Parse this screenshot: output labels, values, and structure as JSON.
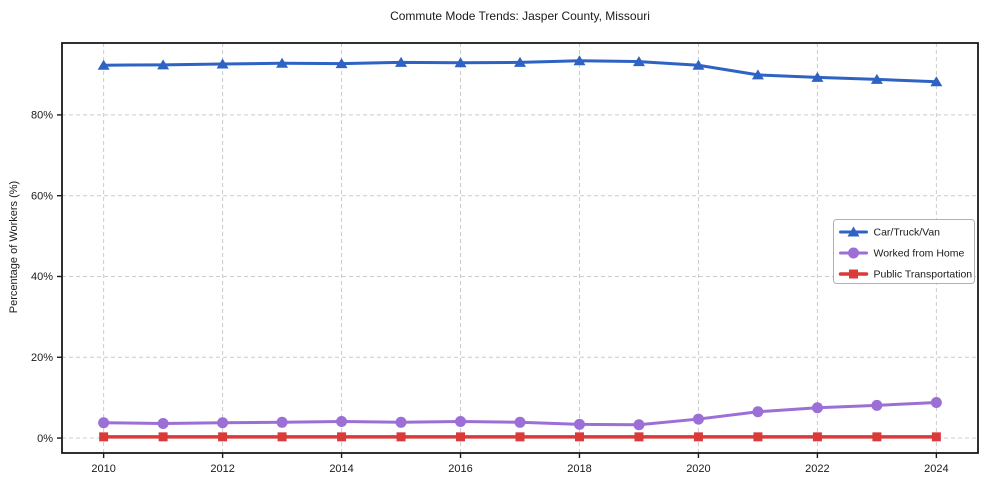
{
  "figure": {
    "title": "Commute Mode Trends: Jasper County, Missouri",
    "ylabel": "Percentage of Workers (%)"
  },
  "chart_data": {
    "type": "line",
    "title": "Commute Mode Trends: Jasper County, Missouri",
    "xlabel": "",
    "ylabel": "Percentage of Workers (%)",
    "x": [
      2010,
      2011,
      2012,
      2013,
      2014,
      2015,
      2016,
      2017,
      2018,
      2019,
      2020,
      2021,
      2022,
      2023,
      2024
    ],
    "series": [
      {
        "name": "Car/Truck/Van",
        "marker": "triangle",
        "color": "#2e63c4",
        "values": [
          92.3,
          92.4,
          92.6,
          92.8,
          92.7,
          93.0,
          92.9,
          93.0,
          93.4,
          93.2,
          92.3,
          89.9,
          89.3,
          88.8,
          88.2
        ]
      },
      {
        "name": "Worked from Home",
        "marker": "circle",
        "color": "#9b6fd6",
        "values": [
          3.8,
          3.6,
          3.8,
          3.9,
          4.1,
          3.9,
          4.1,
          3.9,
          3.4,
          3.3,
          4.7,
          6.5,
          7.5,
          8.1,
          8.8
        ]
      },
      {
        "name": "Public Transportation",
        "marker": "square",
        "color": "#d93b3b",
        "values": [
          0.3,
          0.3,
          0.3,
          0.3,
          0.3,
          0.3,
          0.3,
          0.3,
          0.3,
          0.3,
          0.3,
          0.3,
          0.3,
          0.3,
          0.3
        ]
      }
    ],
    "x_ticks": [
      2010,
      2012,
      2014,
      2016,
      2018,
      2020,
      2022,
      2024
    ],
    "x_tick_labels": [
      "2010",
      "2012",
      "2014",
      "2016",
      "2018",
      "2020",
      "2022",
      "2024"
    ],
    "y_ticks": [
      0,
      20,
      40,
      60,
      80
    ],
    "y_tick_labels": [
      "0%",
      "20%",
      "40%",
      "60%",
      "80%"
    ],
    "xlim": [
      2009.3,
      2024.7
    ],
    "ylim": [
      -3.7,
      97.8
    ],
    "grid": true,
    "grid_style": "dashed",
    "grid_color": "#cccccc",
    "spine_color": "#1a1a1a",
    "legend_position": "center-right"
  }
}
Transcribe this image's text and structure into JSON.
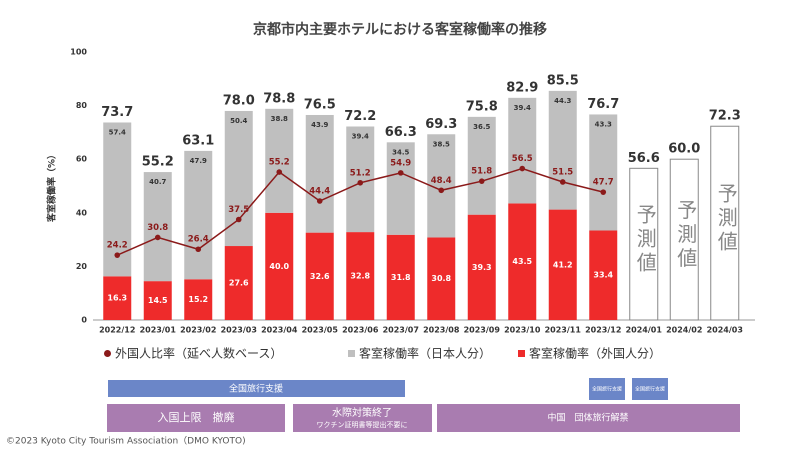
{
  "chart_data": {
    "type": "bar",
    "title": "京都市内主要ホテルにおける客室稼働率の推移",
    "y_label": "客室稼働率（%）",
    "categories": [
      "2022/12",
      "2023/01",
      "2023/02",
      "2023/03",
      "2023/04",
      "2023/05",
      "2023/06",
      "2023/07",
      "2023/08",
      "2023/09",
      "2023/10",
      "2023/11",
      "2023/12",
      "2024/01",
      "2024/02",
      "2024/03"
    ],
    "ylim": [
      0,
      100
    ],
    "yticks": [
      0,
      20,
      40,
      60,
      80,
      100
    ],
    "grid": false,
    "series": [
      {
        "name": "客室稼働率（外国人分）",
        "color": "#ee2b2b",
        "values": [
          16.3,
          14.5,
          15.2,
          27.6,
          40.0,
          32.6,
          32.8,
          31.8,
          30.8,
          39.3,
          43.5,
          41.2,
          33.4,
          null,
          null,
          null
        ],
        "value_labels": [
          "16.3",
          "14.5",
          "15.2",
          "27.6",
          "40.0",
          "32.6",
          "32.8",
          "31.8",
          "30.8",
          "39.3",
          "43.5",
          "41.2",
          "33.4",
          null,
          null,
          null
        ]
      },
      {
        "name": "客室稼働率（日本人分）",
        "color": "#bfbfbf",
        "values": [
          57.4,
          40.7,
          47.9,
          50.4,
          38.8,
          43.9,
          39.4,
          34.5,
          38.5,
          36.5,
          39.4,
          44.3,
          43.3,
          null,
          null,
          null
        ]
      },
      {
        "name": "外国人比率（延べ人数ベース）",
        "type": "line",
        "color": "#8b1a1a",
        "values": [
          24.2,
          30.8,
          26.4,
          37.5,
          55.2,
          44.4,
          51.2,
          54.9,
          48.4,
          51.8,
          56.5,
          51.5,
          47.7,
          null,
          null,
          null
        ]
      }
    ],
    "totals": [
      73.7,
      55.2,
      63.1,
      78.0,
      78.8,
      76.5,
      72.2,
      66.3,
      69.3,
      75.8,
      82.9,
      85.5,
      76.7,
      null,
      null,
      null
    ],
    "totals_labels": [
      "73.7",
      "55.2",
      "63.1",
      "78.0",
      "78.8",
      "76.5",
      "72.2",
      "66.3",
      "69.3",
      "75.8",
      "82.9",
      "85.5",
      "76.7",
      null,
      null,
      null
    ],
    "forecast": {
      "label": "予測値",
      "values": [
        null,
        null,
        null,
        null,
        null,
        null,
        null,
        null,
        null,
        null,
        null,
        null,
        null,
        56.6,
        60.0,
        72.3
      ],
      "value_labels": [
        null,
        null,
        null,
        null,
        null,
        null,
        null,
        null,
        null,
        null,
        null,
        null,
        null,
        "56.6",
        "60.0",
        "72.3"
      ]
    },
    "annotations": [
      "全国旅行支援",
      "全国旅行支援",
      "全国旅行支援",
      "入国上限　撤廃",
      "水際対策終了",
      "ワクチン証明書等提出不要に",
      "中国　団体旅行解禁"
    ],
    "footer": "©2023 Kyoto City Tourism Association（DMO KYOTO)"
  }
}
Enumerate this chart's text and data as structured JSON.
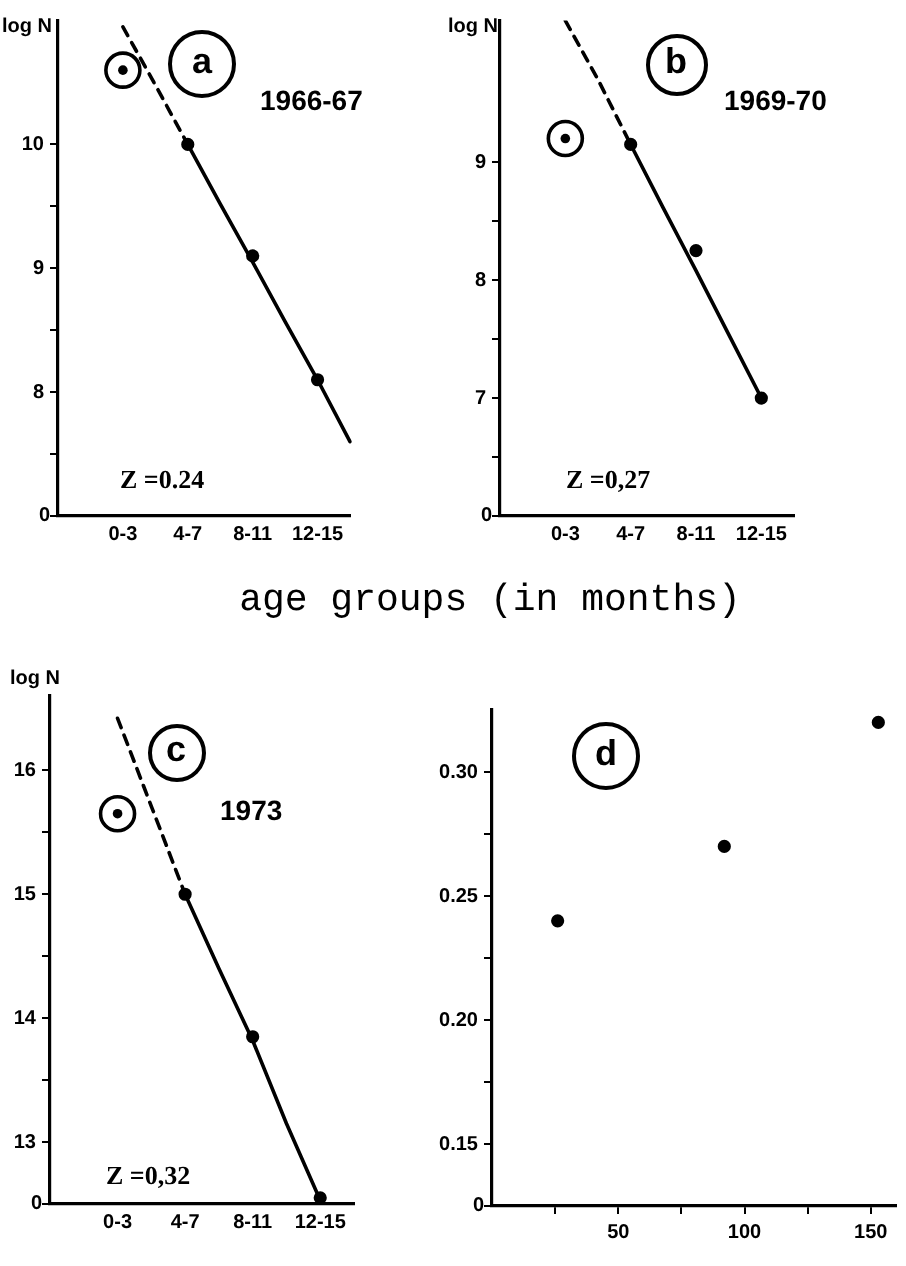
{
  "chart_data": [
    {
      "type": "scatter",
      "title": "a",
      "subtitle": "1966-67",
      "xlabel": "age groups (in months)",
      "ylabel": "log N",
      "annotations": [
        "Z =0.24",
        "0"
      ],
      "categories": [
        null,
        null,
        "0-3",
        null,
        "4-7",
        null,
        "8-11",
        null,
        "12-15",
        null
      ],
      "ylim": [
        7,
        11.0
      ],
      "yticks": [
        {
          "value": 7,
          "label": null
        },
        {
          "value": 7.5,
          "label": null
        },
        8,
        {
          "value": 8.5,
          "label": null
        },
        9,
        {
          "value": 9.5,
          "label": null
        },
        10
      ],
      "grid": false,
      "legend": false,
      "marker": "circle",
      "series": [
        {
          "type": "scatter",
          "color": "#000000",
          "values": [
            null,
            null,
            null,
            null,
            10.0,
            null,
            9.1,
            null,
            8.1,
            null
          ]
        },
        {
          "type": "scatter",
          "color": "#000000",
          "values": [
            null,
            null,
            10.6,
            null,
            null,
            null,
            null,
            null,
            null,
            null
          ]
        },
        {
          "type": "line",
          "color": "#000000",
          "line_style": "dashed",
          "marker": "none",
          "values": [
            null,
            null,
            10.95,
            10.48,
            10.0,
            null,
            null,
            null,
            null,
            null
          ]
        },
        {
          "type": "line",
          "color": "#000000",
          "line_style": "solid",
          "marker": "none",
          "values": [
            null,
            null,
            null,
            null,
            10.0,
            9.52,
            9.05,
            8.57,
            8.1,
            7.6
          ]
        }
      ]
    },
    {
      "type": "scatter",
      "title": "b",
      "subtitle": "1969-70",
      "ylabel": "log N",
      "annotations": [
        "Z =0,27",
        "0"
      ],
      "categories": [
        null,
        null,
        "0-3",
        null,
        "4-7",
        null,
        "8-11",
        null,
        "12-15",
        null
      ],
      "ylim": [
        6,
        10.2
      ],
      "yticks": [
        {
          "value": 6,
          "label": null
        },
        {
          "value": 6.5,
          "label": null
        },
        7,
        {
          "value": 7.5,
          "label": null
        },
        8,
        {
          "value": 8.5,
          "label": null
        },
        9
      ],
      "grid": false,
      "legend": false,
      "marker": "circle",
      "series": [
        {
          "type": "scatter",
          "color": "#000000",
          "values": [
            null,
            null,
            null,
            null,
            9.15,
            null,
            8.25,
            null,
            7.0,
            null
          ]
        },
        {
          "type": "scatter",
          "color": "#000000",
          "values": [
            null,
            null,
            9.2,
            null,
            null,
            null,
            null,
            null,
            null,
            null
          ]
        },
        {
          "type": "line",
          "color": "#000000",
          "line_style": "dashed",
          "marker": "none",
          "values": [
            null,
            null,
            10.2,
            9.7,
            9.15,
            null,
            null,
            null,
            null,
            null
          ]
        },
        {
          "type": "line",
          "color": "#000000",
          "line_style": "solid",
          "marker": "none",
          "values": [
            null,
            null,
            null,
            null,
            9.15,
            8.61,
            8.08,
            7.54,
            7.0,
            null
          ]
        }
      ]
    },
    {
      "type": "scatter",
      "title": "c",
      "subtitle": "1973",
      "ylabel": "log N",
      "annotations": [
        "Z =0,32",
        "0"
      ],
      "categories": [
        null,
        null,
        "0-3",
        null,
        "4-7",
        null,
        "8-11",
        null,
        "12-15",
        null
      ],
      "ylim": [
        12.5,
        16.6
      ],
      "yticks": [
        {
          "value": 12.5,
          "label": null
        },
        13,
        {
          "value": 13.5,
          "label": null
        },
        14,
        {
          "value": 14.5,
          "label": null
        },
        15,
        {
          "value": 15.5,
          "label": null
        },
        16
      ],
      "grid": false,
      "legend": false,
      "marker": "circle",
      "series": [
        {
          "type": "scatter",
          "color": "#000000",
          "values": [
            null,
            null,
            null,
            null,
            15.0,
            null,
            13.85,
            null,
            12.55,
            null
          ]
        },
        {
          "type": "scatter",
          "color": "#000000",
          "values": [
            null,
            null,
            15.65,
            null,
            null,
            null,
            null,
            null,
            null,
            null
          ]
        },
        {
          "type": "line",
          "color": "#000000",
          "line_style": "dashed",
          "marker": "none",
          "values": [
            null,
            null,
            16.42,
            15.71,
            15.0,
            null,
            null,
            null,
            null,
            null
          ]
        },
        {
          "type": "line",
          "color": "#000000",
          "line_style": "solid",
          "marker": "none",
          "values": [
            null,
            null,
            null,
            null,
            15.0,
            14.4,
            13.82,
            13.15,
            12.53,
            null
          ]
        }
      ]
    },
    {
      "type": "scatter",
      "title": "d",
      "annotations": [
        "0"
      ],
      "xlim": [
        0,
        160
      ],
      "xticks": [
        {
          "value": 25,
          "label": null
        },
        50,
        {
          "value": 75,
          "label": null
        },
        100,
        {
          "value": 125,
          "label": null
        },
        150
      ],
      "ylim": [
        0.125,
        0.325
      ],
      "yticks": [
        {
          "value": 0.125,
          "label": null
        },
        {
          "value": 0.15,
          "label": "0.15"
        },
        {
          "value": 0.175,
          "label": null
        },
        {
          "value": 0.2,
          "label": "0.20"
        },
        {
          "value": 0.225,
          "label": null
        },
        {
          "value": 0.25,
          "label": "0.25"
        },
        {
          "value": 0.275,
          "label": null
        },
        {
          "value": 0.3,
          "label": "0.30"
        }
      ],
      "grid": false,
      "legend": false,
      "marker": "circle",
      "series": [
        {
          "type": "scatter",
          "color": "#000000",
          "x": [
            26,
            92,
            153
          ],
          "values": [
            0.24,
            0.27,
            0.32
          ]
        }
      ]
    }
  ]
}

------------------------------

Find the string "this" in the records, then copy each line where it occurs.

Written solution —
Parse this screenshot: output labels, values, and structure as JSON.
Transcribe this image's text and structure into JSON.
Enumerate this chart's text and data as structured JSON.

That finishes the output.